EXERCISE REQUIREMENTS >>
Please return, word for word, the items from the start of the records through the line containing "hc-value: 0.17 (0.14): [208, 1618, 333, 1647]", including both ends.

════════════════════

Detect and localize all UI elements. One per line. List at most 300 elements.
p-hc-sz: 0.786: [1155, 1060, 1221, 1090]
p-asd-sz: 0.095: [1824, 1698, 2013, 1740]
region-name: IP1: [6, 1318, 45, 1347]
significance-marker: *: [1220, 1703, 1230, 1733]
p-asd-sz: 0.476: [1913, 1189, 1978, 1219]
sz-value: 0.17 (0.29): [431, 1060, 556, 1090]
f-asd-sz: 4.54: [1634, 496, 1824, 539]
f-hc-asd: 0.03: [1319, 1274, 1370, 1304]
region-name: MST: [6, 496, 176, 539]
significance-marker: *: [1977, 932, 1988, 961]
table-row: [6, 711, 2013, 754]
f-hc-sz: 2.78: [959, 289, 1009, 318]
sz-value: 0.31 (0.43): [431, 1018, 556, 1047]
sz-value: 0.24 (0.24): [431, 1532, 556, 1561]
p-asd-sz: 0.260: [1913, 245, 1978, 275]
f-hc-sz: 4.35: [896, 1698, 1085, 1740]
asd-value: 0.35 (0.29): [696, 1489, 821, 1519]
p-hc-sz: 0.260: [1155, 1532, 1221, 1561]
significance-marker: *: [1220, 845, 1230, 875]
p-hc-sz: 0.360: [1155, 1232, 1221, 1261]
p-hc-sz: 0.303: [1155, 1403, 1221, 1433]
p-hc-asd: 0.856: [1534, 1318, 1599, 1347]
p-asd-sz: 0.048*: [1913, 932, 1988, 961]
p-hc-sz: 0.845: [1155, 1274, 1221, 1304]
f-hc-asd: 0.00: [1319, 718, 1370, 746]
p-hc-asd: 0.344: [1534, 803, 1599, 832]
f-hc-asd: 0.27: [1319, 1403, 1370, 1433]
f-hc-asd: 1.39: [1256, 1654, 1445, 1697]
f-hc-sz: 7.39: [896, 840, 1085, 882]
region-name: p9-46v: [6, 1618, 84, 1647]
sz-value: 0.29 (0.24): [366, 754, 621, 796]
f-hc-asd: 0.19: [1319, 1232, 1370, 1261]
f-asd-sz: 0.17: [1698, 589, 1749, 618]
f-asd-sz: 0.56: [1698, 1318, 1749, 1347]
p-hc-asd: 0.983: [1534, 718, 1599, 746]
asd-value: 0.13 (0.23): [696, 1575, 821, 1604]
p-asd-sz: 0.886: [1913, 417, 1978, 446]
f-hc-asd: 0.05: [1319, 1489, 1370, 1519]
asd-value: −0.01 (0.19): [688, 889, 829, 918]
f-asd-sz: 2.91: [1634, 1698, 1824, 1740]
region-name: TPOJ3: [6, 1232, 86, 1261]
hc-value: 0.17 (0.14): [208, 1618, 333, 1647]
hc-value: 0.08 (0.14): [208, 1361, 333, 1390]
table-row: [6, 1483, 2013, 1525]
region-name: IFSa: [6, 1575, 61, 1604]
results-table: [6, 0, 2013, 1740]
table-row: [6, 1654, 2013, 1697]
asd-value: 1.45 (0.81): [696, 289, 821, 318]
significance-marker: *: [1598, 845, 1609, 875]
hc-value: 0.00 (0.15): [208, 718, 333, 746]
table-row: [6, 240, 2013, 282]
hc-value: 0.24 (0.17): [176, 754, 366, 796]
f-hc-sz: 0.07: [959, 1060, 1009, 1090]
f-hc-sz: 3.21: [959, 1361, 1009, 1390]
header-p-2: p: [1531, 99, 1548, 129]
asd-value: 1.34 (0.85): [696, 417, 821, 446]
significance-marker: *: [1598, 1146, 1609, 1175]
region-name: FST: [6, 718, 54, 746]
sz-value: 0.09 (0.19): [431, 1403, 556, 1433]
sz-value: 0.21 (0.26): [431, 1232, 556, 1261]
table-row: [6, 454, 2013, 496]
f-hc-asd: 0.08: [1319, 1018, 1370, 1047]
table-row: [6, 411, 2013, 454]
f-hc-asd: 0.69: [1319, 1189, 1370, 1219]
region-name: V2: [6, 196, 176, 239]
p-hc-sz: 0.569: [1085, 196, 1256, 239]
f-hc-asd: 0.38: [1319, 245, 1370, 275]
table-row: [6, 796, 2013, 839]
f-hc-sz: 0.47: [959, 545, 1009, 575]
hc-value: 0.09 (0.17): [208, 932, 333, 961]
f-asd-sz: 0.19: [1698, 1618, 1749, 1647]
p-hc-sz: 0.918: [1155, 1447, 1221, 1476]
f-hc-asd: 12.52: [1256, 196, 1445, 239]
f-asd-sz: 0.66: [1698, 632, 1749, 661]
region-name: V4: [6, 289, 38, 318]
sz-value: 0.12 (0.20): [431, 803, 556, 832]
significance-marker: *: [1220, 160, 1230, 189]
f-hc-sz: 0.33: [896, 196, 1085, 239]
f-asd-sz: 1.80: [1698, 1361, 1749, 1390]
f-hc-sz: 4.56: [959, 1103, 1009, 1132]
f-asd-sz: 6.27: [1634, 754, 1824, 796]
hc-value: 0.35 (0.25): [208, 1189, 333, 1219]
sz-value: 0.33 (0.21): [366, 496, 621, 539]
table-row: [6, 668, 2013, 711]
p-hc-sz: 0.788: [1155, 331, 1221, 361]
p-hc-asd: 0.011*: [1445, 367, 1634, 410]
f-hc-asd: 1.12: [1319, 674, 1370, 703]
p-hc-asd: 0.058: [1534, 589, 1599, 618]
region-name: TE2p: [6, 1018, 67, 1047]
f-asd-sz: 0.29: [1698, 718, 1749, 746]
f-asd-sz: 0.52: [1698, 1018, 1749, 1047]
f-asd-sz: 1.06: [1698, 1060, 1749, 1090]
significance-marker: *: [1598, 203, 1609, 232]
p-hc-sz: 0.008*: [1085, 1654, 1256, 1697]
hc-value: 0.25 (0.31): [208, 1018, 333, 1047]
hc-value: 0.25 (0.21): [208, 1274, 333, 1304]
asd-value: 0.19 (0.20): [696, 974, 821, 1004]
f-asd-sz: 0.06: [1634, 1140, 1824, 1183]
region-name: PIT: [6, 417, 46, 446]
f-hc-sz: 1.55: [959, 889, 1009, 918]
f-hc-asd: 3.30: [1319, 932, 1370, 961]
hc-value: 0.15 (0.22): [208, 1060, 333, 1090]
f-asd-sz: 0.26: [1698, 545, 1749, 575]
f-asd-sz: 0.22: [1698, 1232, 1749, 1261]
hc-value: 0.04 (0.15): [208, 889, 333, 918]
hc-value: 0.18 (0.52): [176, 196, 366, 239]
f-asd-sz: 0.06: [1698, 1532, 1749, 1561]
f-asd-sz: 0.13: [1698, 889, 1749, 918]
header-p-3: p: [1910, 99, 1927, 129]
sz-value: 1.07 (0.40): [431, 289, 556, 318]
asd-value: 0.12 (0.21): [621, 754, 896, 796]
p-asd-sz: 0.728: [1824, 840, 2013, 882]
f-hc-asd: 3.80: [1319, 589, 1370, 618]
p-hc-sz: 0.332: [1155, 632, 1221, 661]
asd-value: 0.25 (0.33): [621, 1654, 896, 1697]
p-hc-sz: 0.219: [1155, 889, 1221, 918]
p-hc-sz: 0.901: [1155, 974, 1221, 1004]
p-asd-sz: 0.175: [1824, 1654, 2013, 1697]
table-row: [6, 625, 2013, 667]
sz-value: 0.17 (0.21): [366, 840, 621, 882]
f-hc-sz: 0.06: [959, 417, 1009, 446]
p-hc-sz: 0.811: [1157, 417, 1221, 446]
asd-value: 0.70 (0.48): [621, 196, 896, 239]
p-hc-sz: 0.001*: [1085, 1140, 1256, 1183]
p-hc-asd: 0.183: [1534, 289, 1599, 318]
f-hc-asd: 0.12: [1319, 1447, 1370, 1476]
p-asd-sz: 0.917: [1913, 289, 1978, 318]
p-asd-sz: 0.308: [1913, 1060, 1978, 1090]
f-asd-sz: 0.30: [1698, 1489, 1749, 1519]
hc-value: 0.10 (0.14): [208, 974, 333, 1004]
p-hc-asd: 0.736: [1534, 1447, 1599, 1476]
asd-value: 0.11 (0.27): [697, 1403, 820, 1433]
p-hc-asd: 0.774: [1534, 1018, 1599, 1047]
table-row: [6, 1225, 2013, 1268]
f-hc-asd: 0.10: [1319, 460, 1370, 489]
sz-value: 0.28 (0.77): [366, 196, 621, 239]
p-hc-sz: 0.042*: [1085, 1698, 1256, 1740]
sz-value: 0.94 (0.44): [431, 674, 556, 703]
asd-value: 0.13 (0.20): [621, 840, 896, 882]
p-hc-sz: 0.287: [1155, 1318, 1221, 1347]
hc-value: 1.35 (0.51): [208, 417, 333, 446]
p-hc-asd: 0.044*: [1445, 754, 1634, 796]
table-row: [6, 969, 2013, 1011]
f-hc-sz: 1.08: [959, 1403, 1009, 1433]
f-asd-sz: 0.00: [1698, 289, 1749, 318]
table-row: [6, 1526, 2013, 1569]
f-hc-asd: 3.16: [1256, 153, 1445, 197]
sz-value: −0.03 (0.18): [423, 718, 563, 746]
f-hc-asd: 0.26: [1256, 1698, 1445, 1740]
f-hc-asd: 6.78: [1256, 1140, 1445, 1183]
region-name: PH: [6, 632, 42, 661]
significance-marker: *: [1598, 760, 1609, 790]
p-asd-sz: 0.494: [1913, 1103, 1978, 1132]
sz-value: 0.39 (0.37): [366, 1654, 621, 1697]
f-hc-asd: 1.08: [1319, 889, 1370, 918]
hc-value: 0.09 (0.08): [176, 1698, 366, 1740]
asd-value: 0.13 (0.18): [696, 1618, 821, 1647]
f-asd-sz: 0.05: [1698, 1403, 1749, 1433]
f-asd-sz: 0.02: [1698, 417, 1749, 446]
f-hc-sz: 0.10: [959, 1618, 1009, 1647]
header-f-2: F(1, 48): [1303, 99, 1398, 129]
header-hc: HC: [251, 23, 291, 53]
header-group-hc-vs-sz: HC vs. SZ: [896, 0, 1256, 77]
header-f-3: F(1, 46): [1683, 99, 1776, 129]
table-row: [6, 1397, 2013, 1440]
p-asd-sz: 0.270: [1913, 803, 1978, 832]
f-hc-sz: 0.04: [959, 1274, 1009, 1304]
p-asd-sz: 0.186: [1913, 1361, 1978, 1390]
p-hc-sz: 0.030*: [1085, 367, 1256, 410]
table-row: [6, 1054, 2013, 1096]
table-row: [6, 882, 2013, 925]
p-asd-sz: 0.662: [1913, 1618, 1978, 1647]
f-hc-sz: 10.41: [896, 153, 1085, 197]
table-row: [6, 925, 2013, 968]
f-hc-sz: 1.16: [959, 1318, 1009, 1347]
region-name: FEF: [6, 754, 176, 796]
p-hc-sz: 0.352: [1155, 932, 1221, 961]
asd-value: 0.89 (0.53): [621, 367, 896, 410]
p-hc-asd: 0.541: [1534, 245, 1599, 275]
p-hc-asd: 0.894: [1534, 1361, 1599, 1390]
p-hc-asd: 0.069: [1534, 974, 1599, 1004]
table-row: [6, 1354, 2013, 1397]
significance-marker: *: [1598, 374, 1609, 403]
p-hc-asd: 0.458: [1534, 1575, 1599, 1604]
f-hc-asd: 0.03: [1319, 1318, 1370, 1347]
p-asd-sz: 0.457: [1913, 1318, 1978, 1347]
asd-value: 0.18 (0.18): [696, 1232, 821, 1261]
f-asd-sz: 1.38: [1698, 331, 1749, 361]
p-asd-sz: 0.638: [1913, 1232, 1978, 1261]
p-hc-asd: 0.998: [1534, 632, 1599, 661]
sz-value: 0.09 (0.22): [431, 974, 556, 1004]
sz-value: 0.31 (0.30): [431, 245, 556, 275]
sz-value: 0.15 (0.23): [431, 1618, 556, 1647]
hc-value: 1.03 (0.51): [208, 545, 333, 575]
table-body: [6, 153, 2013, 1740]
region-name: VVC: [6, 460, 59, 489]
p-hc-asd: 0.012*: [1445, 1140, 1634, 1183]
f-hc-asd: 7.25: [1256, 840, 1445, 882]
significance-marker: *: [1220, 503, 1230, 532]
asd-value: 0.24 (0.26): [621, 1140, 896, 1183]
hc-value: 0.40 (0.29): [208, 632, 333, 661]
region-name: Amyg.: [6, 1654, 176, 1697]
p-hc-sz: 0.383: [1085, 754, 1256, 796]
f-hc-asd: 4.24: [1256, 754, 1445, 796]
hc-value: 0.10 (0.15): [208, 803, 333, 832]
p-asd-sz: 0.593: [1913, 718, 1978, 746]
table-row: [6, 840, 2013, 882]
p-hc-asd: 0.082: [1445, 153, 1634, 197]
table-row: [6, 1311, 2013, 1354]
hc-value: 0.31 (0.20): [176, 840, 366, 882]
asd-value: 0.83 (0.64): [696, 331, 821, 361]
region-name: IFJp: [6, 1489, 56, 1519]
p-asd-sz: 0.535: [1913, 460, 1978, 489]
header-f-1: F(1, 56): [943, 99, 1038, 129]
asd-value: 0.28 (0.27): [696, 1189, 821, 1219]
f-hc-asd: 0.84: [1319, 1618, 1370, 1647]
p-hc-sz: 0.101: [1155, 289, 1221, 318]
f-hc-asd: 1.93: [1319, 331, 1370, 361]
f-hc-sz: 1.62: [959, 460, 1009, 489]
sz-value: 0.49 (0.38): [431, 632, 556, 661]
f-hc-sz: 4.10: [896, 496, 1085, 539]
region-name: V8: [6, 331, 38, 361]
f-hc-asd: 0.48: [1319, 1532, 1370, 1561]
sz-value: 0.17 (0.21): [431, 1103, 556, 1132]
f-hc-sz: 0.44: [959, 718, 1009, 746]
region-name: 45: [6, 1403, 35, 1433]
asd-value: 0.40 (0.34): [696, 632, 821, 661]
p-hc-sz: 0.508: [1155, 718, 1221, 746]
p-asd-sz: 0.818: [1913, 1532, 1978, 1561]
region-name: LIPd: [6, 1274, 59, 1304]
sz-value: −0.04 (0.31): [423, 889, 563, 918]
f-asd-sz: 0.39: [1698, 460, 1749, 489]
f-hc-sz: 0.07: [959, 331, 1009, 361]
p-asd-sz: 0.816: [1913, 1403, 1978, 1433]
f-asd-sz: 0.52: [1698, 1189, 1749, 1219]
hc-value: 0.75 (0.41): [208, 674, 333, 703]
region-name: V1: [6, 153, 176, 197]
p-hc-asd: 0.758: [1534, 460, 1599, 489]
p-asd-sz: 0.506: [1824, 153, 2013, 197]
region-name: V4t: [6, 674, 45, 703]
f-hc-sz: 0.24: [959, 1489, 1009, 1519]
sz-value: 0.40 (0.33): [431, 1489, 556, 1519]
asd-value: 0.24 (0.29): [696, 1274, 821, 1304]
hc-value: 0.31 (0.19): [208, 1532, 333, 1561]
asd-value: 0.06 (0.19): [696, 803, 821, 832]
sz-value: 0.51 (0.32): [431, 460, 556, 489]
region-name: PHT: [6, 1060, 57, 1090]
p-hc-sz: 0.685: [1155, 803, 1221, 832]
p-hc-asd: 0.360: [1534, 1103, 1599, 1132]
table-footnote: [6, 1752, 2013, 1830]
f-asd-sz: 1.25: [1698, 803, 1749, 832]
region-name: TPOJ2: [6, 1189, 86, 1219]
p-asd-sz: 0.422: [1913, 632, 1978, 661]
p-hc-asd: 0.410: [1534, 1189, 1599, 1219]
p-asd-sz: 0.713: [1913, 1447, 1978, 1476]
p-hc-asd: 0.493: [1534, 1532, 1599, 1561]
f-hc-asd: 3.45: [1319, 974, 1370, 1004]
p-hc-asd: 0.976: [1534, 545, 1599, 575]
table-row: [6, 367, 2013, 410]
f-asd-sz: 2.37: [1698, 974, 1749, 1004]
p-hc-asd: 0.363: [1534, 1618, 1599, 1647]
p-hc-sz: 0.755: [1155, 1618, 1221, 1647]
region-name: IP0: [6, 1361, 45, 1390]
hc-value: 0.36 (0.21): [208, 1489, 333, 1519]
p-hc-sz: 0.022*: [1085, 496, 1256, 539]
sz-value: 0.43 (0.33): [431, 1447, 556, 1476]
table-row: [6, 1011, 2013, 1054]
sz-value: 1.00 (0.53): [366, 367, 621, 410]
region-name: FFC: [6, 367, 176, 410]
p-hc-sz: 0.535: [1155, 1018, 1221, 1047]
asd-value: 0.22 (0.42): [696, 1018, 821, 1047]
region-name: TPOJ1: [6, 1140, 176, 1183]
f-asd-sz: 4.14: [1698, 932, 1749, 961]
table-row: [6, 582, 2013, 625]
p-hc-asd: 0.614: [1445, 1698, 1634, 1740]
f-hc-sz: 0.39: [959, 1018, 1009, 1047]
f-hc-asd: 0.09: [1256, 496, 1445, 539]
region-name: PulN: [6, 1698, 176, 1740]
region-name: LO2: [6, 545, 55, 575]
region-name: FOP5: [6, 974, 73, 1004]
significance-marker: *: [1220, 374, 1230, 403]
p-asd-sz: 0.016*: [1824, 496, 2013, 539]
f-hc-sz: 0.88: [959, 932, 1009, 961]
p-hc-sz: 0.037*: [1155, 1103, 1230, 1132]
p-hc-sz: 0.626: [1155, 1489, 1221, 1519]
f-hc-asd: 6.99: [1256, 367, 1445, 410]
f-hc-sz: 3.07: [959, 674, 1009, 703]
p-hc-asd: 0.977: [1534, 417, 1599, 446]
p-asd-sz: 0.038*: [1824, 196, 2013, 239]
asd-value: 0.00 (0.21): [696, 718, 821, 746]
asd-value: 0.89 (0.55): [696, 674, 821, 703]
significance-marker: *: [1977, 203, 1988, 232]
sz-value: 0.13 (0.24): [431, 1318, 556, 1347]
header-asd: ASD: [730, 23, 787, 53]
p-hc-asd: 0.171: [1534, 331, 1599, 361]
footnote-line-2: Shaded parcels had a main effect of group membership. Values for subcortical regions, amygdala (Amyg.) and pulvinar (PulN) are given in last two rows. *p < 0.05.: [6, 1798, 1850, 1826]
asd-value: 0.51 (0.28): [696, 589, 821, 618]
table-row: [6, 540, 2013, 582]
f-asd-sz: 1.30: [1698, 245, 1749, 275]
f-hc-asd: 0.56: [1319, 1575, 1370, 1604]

════════════════════

EXERCISE SOLUTION >>
Detect and localize all UI elements. One per line. List at most 300 elements.
p-hc-sz: 0.786: [1155, 1060, 1221, 1090]
p-asd-sz: 0.095: [1824, 1698, 2013, 1740]
region-name: IP1: [6, 1318, 45, 1347]
significance-marker: *: [1220, 1703, 1230, 1733]
p-asd-sz: 0.476: [1913, 1189, 1978, 1219]
sz-value: 0.17 (0.29): [431, 1060, 556, 1090]
f-asd-sz: 4.54: [1634, 496, 1824, 539]
f-hc-asd: 0.03: [1319, 1274, 1370, 1304]
region-name: MST: [6, 496, 176, 539]
significance-marker: *: [1977, 932, 1988, 961]
table-row: [6, 711, 2013, 754]
f-hc-sz: 2.78: [959, 289, 1009, 318]
sz-value: 0.31 (0.43): [431, 1018, 556, 1047]
sz-value: 0.24 (0.24): [431, 1532, 556, 1561]
p-asd-sz: 0.260: [1913, 245, 1978, 275]
f-hc-sz: 4.35: [896, 1698, 1085, 1740]
asd-value: 0.35 (0.29): [696, 1489, 821, 1519]
p-hc-sz: 0.260: [1155, 1532, 1221, 1561]
significance-marker: *: [1220, 845, 1230, 875]
p-hc-sz: 0.360: [1155, 1232, 1221, 1261]
p-hc-sz: 0.303: [1155, 1403, 1221, 1433]
p-hc-asd: 0.856: [1534, 1318, 1599, 1347]
p-asd-sz: 0.048*: [1913, 932, 1988, 961]
p-hc-sz: 0.845: [1155, 1274, 1221, 1304]
f-hc-asd: 0.00: [1319, 718, 1370, 746]
p-hc-asd: 0.344: [1534, 803, 1599, 832]
f-hc-asd: 0.27: [1319, 1403, 1370, 1433]
f-hc-asd: 1.39: [1256, 1654, 1445, 1697]
f-hc-sz: 7.39: [896, 840, 1085, 882]
region-name: p9-46v: [6, 1618, 84, 1647]
sz-value: 0.29 (0.24): [366, 754, 621, 796]
f-hc-asd: 0.19: [1319, 1232, 1370, 1261]
f-asd-sz: 0.17: [1698, 589, 1749, 618]
f-asd-sz: 0.56: [1698, 1318, 1749, 1347]
p-hc-asd: 0.983: [1534, 718, 1599, 746]
asd-value: 0.13 (0.23): [696, 1575, 821, 1604]
p-asd-sz: 0.886: [1913, 417, 1978, 446]
f-hc-asd: 0.05: [1319, 1489, 1370, 1519]
asd-value: −0.01 (0.19): [688, 889, 829, 918]
f-asd-sz: 2.91: [1634, 1698, 1824, 1740]
region-name: TPOJ3: [6, 1232, 86, 1261]
hc-value: 0.17 (0.14): [208, 1618, 333, 1647]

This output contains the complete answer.